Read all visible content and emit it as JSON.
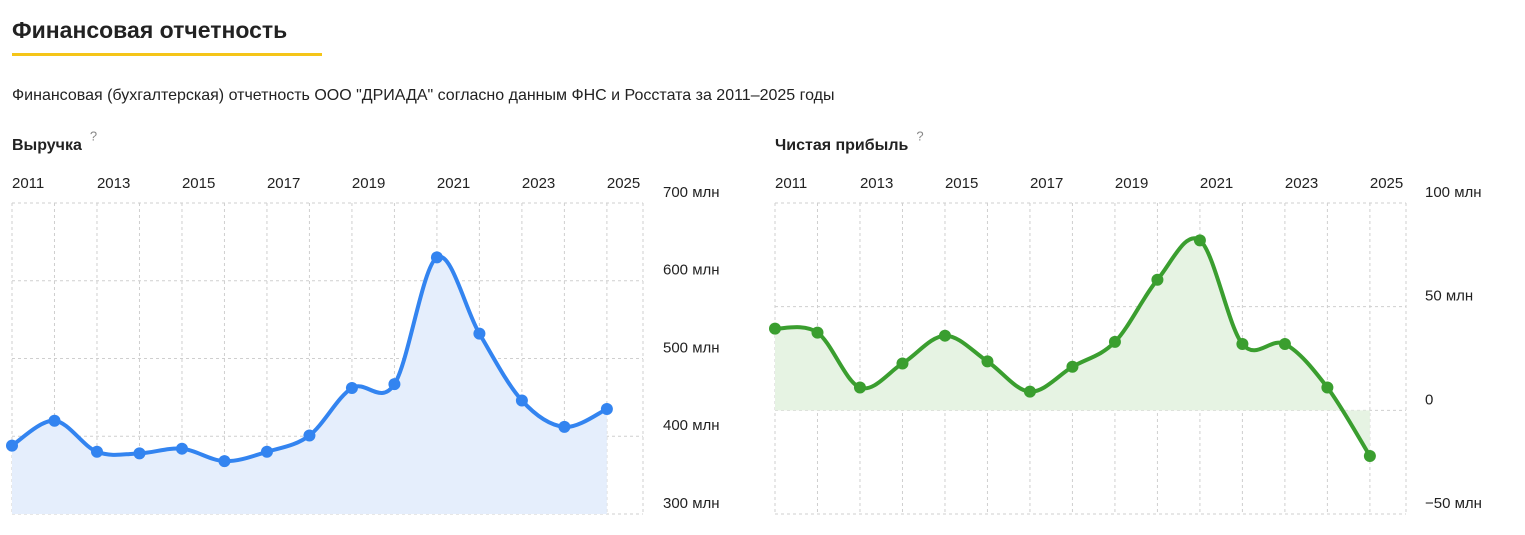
{
  "header": {
    "title": "Финансовая отчетность",
    "subtitle": "Финансовая (бухгалтерская) отчетность ООО \"ДРИАДА\" согласно данным ФНС и Росстата за 2011–2025 годы"
  },
  "chart_data": [
    {
      "type": "line",
      "title": "Выручка",
      "help": "?",
      "x": [
        2011,
        2012,
        2013,
        2014,
        2015,
        2016,
        2017,
        2018,
        2019,
        2020,
        2021,
        2022,
        2023,
        2024,
        2025
      ],
      "values": [
        388,
        420,
        380,
        378,
        384,
        368,
        380,
        401,
        462,
        467,
        630,
        532,
        446,
        412,
        435
      ],
      "color": "#3384f0",
      "fill": "#e5eefc",
      "area_to": "bottom",
      "xlim": [
        2011,
        2025.85
      ],
      "xticks": [
        2011,
        2013,
        2015,
        2017,
        2019,
        2021,
        2023,
        2025
      ],
      "ylim": [
        300,
        700
      ],
      "yticks": [
        {
          "value": 300,
          "label": "300 млн"
        },
        {
          "value": 400,
          "label": "400 млн"
        },
        {
          "value": 500,
          "label": "500 млн"
        },
        {
          "value": 600,
          "label": "600 млн"
        },
        {
          "value": 700,
          "label": "700 млн"
        }
      ],
      "grid": true
    },
    {
      "type": "line",
      "title": "Чистая прибыль",
      "help": "?",
      "x": [
        2011,
        2012,
        2013,
        2014,
        2015,
        2016,
        2017,
        2018,
        2019,
        2020,
        2021,
        2022,
        2023,
        2024,
        2025
      ],
      "values": [
        39.4,
        37.5,
        11,
        22.6,
        36,
        23.6,
        9,
        21,
        33,
        63,
        82,
        32,
        32,
        11,
        -22
      ],
      "color": "#3a9e2f",
      "fill": "#e6f3e3",
      "area_to": "zero",
      "xlim": [
        2011,
        2025.85
      ],
      "xticks": [
        2011,
        2013,
        2015,
        2017,
        2019,
        2021,
        2023,
        2025
      ],
      "ylim": [
        -50,
        100
      ],
      "yticks": [
        {
          "value": -50,
          "label": "−50 млн"
        },
        0,
        {
          "value": 50,
          "label": "50 млн"
        },
        {
          "value": 100,
          "label": "100 млн"
        }
      ],
      "grid": true
    }
  ]
}
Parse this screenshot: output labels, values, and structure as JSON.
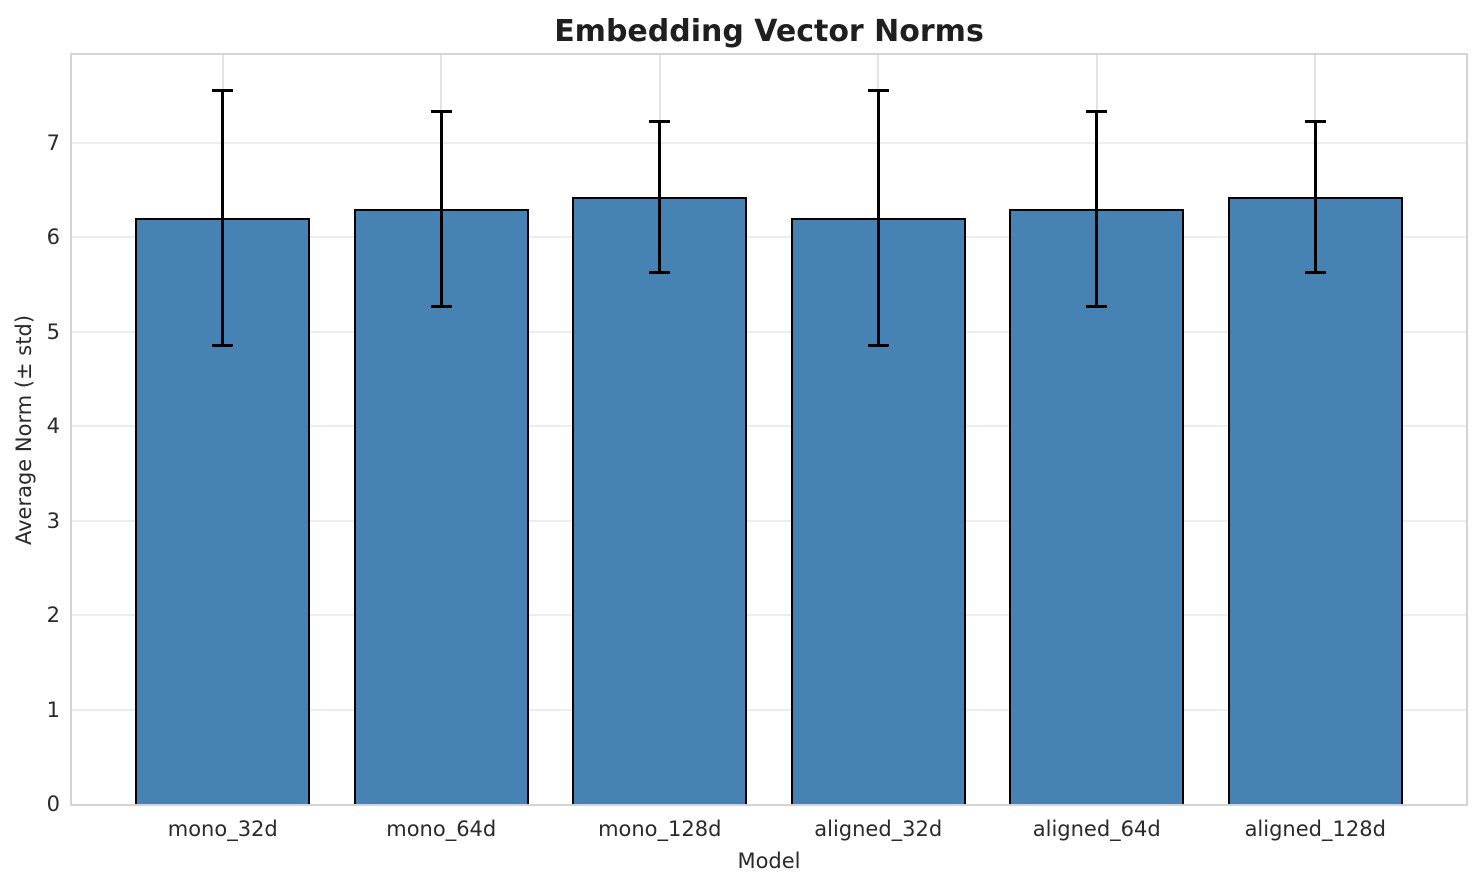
{
  "chart_data": {
    "type": "bar",
    "title": "Embedding Vector Norms",
    "xlabel": "Model",
    "ylabel": "Average Norm (± std)",
    "categories": [
      "mono_32d",
      "mono_64d",
      "mono_128d",
      "aligned_32d",
      "aligned_64d",
      "aligned_128d"
    ],
    "values": [
      6.2,
      6.3,
      6.43,
      6.2,
      6.3,
      6.43
    ],
    "errors": [
      1.35,
      1.03,
      0.8,
      1.35,
      1.03,
      0.8
    ],
    "yticks": [
      0,
      1,
      2,
      3,
      4,
      5,
      6,
      7
    ],
    "ylim": [
      0,
      7.93
    ],
    "x_margin": 0.69,
    "bar_width_units": 0.8,
    "grid": "both",
    "legend": "none",
    "colors": {
      "bar_fill": "#4682b4",
      "bar_edge": "#000000",
      "error_bar": "#000000",
      "grid_h": "#ededed",
      "grid_v": "#e4e4e4",
      "spine": "#d4d4d4",
      "title_text": "#1f1f1f",
      "tick_text": "#2a2a2a"
    }
  }
}
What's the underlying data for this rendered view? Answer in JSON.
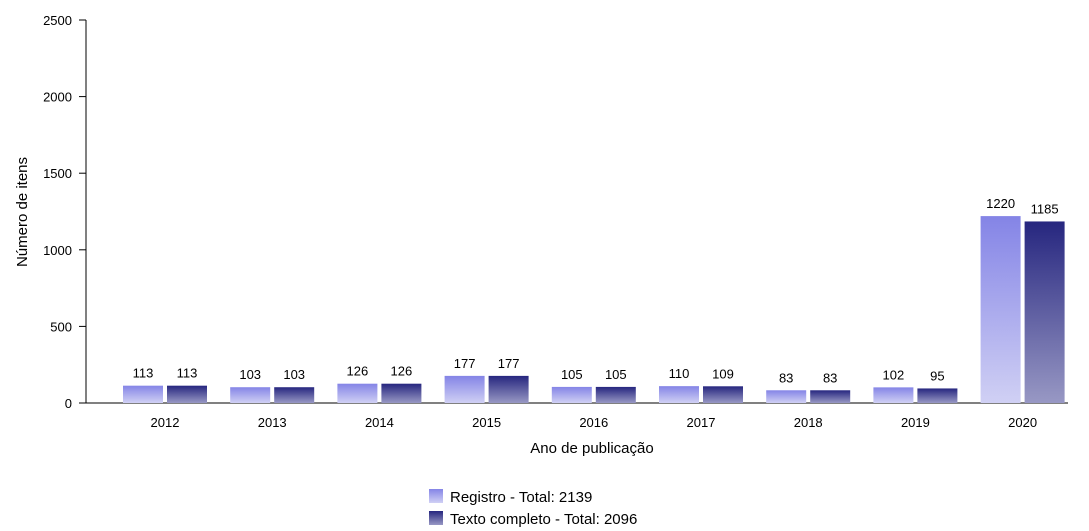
{
  "chart_data": {
    "type": "bar",
    "xlabel": "Ano de publicação",
    "ylabel": "Número de itens",
    "ylim": [
      0,
      2500
    ],
    "yticks": [
      0,
      500,
      1000,
      1500,
      2000,
      2500
    ],
    "grid": false,
    "legend_position": "bottom-center",
    "categories": [
      "2012",
      "2013",
      "2014",
      "2015",
      "2016",
      "2017",
      "2018",
      "2019",
      "2020"
    ],
    "series": [
      {
        "name": "Registro - Total: 2139",
        "values": [
          113,
          103,
          126,
          177,
          105,
          110,
          83,
          102,
          1220
        ],
        "color_top": "#8484e6",
        "color_bottom": "#d0d0f4"
      },
      {
        "name": "Texto completo - Total: 2096",
        "values": [
          113,
          103,
          126,
          177,
          105,
          109,
          83,
          95,
          1185
        ],
        "color_top": "#26267f",
        "color_bottom": "#9898c4"
      }
    ]
  }
}
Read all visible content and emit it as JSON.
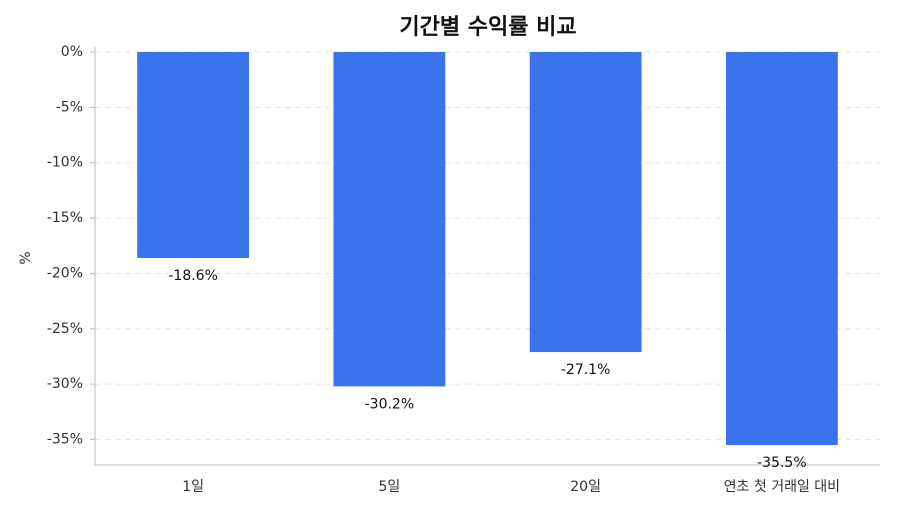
{
  "chart_data": {
    "type": "bar",
    "title": "기간별 수익률 비교",
    "y_label": "%",
    "categories": [
      "1일",
      "5일",
      "20일",
      "연초 첫 거래일 대비"
    ],
    "values": [
      -18.6,
      -30.2,
      -27.1,
      -35.5
    ],
    "value_labels": [
      "-18.6%",
      "-30.2%",
      "-27.1%",
      "-35.5%"
    ],
    "color": "#3b73ec",
    "ylim": [
      -37.3,
      0
    ],
    "yticks": [
      {
        "value": 0,
        "label": "0%"
      },
      {
        "value": -5,
        "label": "-5%"
      },
      {
        "value": -10,
        "label": "-10%"
      },
      {
        "value": -15,
        "label": "-15%"
      },
      {
        "value": -20,
        "label": "-20%"
      },
      {
        "value": -25,
        "label": "-25%"
      },
      {
        "value": -30,
        "label": "-30%"
      },
      {
        "value": -35,
        "label": "-35%"
      }
    ],
    "grid": true
  }
}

=-=-=

(Written request)
Copy the material shown above in full and exactly. Skip the pictures.

(Result below)
Read all visible content and emit it as JSON.
{
  "header": {
    "title": "Финансовая отчетность",
    "subtitle": "Финансовая (бухгалтерская) отчетность ООО \"ДРИАДА\" согласно данным ФНС и Росстата за 2011–2025 годы"
  },
  "chart_data": [
    {
      "type": "line",
      "title": "Выручка",
      "help": "?",
      "x": [
        2011,
        2012,
        2013,
        2014,
        2015,
        2016,
        2017,
        2018,
        2019,
        2020,
        2021,
        2022,
        2023,
        2024,
        2025
      ],
      "values": [
        388,
        420,
        380,
        378,
        384,
        368,
        380,
        401,
        462,
        467,
        630,
        532,
        446,
        412,
        435
      ],
      "color": "#3384f0",
      "fill": "#e5eefc",
      "area_to": "bottom",
      "xlim": [
        2011,
        2025.85
      ],
      "xticks": [
        2011,
        2013,
        2015,
        2017,
        2019,
        2021,
        2023,
        2025
      ],
      "ylim": [
        300,
        700
      ],
      "yticks": [
        {
          "value": 300,
          "label": "300 млн"
        },
        {
          "value": 400,
          "label": "400 млн"
        },
        {
          "value": 500,
          "label": "500 млн"
        },
        {
          "value": 600,
          "label": "600 млн"
        },
        {
          "value": 700,
          "label": "700 млн"
        }
      ],
      "grid": true
    },
    {
      "type": "line",
      "title": "Чистая прибыль",
      "help": "?",
      "x": [
        2011,
        2012,
        2013,
        2014,
        2015,
        2016,
        2017,
        2018,
        2019,
        2020,
        2021,
        2022,
        2023,
        2024,
        2025
      ],
      "values": [
        39.4,
        37.5,
        11,
        22.6,
        36,
        23.6,
        9,
        21,
        33,
        63,
        82,
        32,
        32,
        11,
        -22
      ],
      "color": "#3a9e2f",
      "fill": "#e6f3e3",
      "area_to": "zero",
      "xlim": [
        2011,
        2025.85
      ],
      "xticks": [
        2011,
        2013,
        2015,
        2017,
        2019,
        2021,
        2023,
        2025
      ],
      "ylim": [
        -50,
        100
      ],
      "yticks": [
        {
          "value": -50,
          "label": "−50 млн"
        },
        0,
        {
          "value": 50,
          "label": "50 млн"
        },
        {
          "value": 100,
          "label": "100 млн"
        }
      ],
      "grid": true
    }
  ]
}
Parse this screenshot: output labels, values, and structure as JSON.
{
  "chart_data": {
    "type": "bar",
    "title": "Embedding Vector Norms",
    "xlabel": "Model",
    "ylabel": "Average Norm (± std)",
    "categories": [
      "mono_32d",
      "mono_64d",
      "mono_128d",
      "aligned_32d",
      "aligned_64d",
      "aligned_128d"
    ],
    "values": [
      6.2,
      6.3,
      6.43,
      6.2,
      6.3,
      6.43
    ],
    "errors": [
      1.35,
      1.03,
      0.8,
      1.35,
      1.03,
      0.8
    ],
    "yticks": [
      0,
      1,
      2,
      3,
      4,
      5,
      6,
      7
    ],
    "ylim": [
      0,
      7.93
    ],
    "x_margin": 0.69,
    "bar_width_units": 0.8,
    "grid": "both",
    "legend": "none",
    "colors": {
      "bar_fill": "#4682b4",
      "bar_edge": "#000000",
      "error_bar": "#000000",
      "grid_h": "#ededed",
      "grid_v": "#e4e4e4",
      "spine": "#d4d4d4",
      "title_text": "#1f1f1f",
      "tick_text": "#2a2a2a"
    }
  }
}
What's the underlying data for this rendered view? Answer in JSON.
{
  "chart_data": {
    "type": "bar",
    "xlabel": "Ano de publicação",
    "ylabel": "Número de itens",
    "ylim": [
      0,
      2500
    ],
    "yticks": [
      0,
      500,
      1000,
      1500,
      2000,
      2500
    ],
    "grid": false,
    "legend_position": "bottom-center",
    "categories": [
      "2012",
      "2013",
      "2014",
      "2015",
      "2016",
      "2017",
      "2018",
      "2019",
      "2020"
    ],
    "series": [
      {
        "name": "Registro - Total: 2139",
        "values": [
          113,
          103,
          126,
          177,
          105,
          110,
          83,
          102,
          1220
        ],
        "color_top": "#8484e6",
        "color_bottom": "#d0d0f4"
      },
      {
        "name": "Texto completo - Total: 2096",
        "values": [
          113,
          103,
          126,
          177,
          105,
          109,
          83,
          95,
          1185
        ],
        "color_top": "#26267f",
        "color_bottom": "#9898c4"
      }
    ]
  }
}
Read all visible content and emit it as JSON.
{
  "chart_data": {
    "type": "bar",
    "title": "기간별 수익률 비교",
    "y_label": "%",
    "categories": [
      "1일",
      "5일",
      "20일",
      "연초 첫 거래일 대비"
    ],
    "values": [
      -18.6,
      -30.2,
      -27.1,
      -35.5
    ],
    "value_labels": [
      "-18.6%",
      "-30.2%",
      "-27.1%",
      "-35.5%"
    ],
    "color": "#3b73ec",
    "ylim": [
      -37.3,
      0
    ],
    "yticks": [
      {
        "value": 0,
        "label": "0%"
      },
      {
        "value": -5,
        "label": "-5%"
      },
      {
        "value": -10,
        "label": "-10%"
      },
      {
        "value": -15,
        "label": "-15%"
      },
      {
        "value": -20,
        "label": "-20%"
      },
      {
        "value": -25,
        "label": "-25%"
      },
      {
        "value": -30,
        "label": "-30%"
      },
      {
        "value": -35,
        "label": "-35%"
      }
    ],
    "grid": true
  }
}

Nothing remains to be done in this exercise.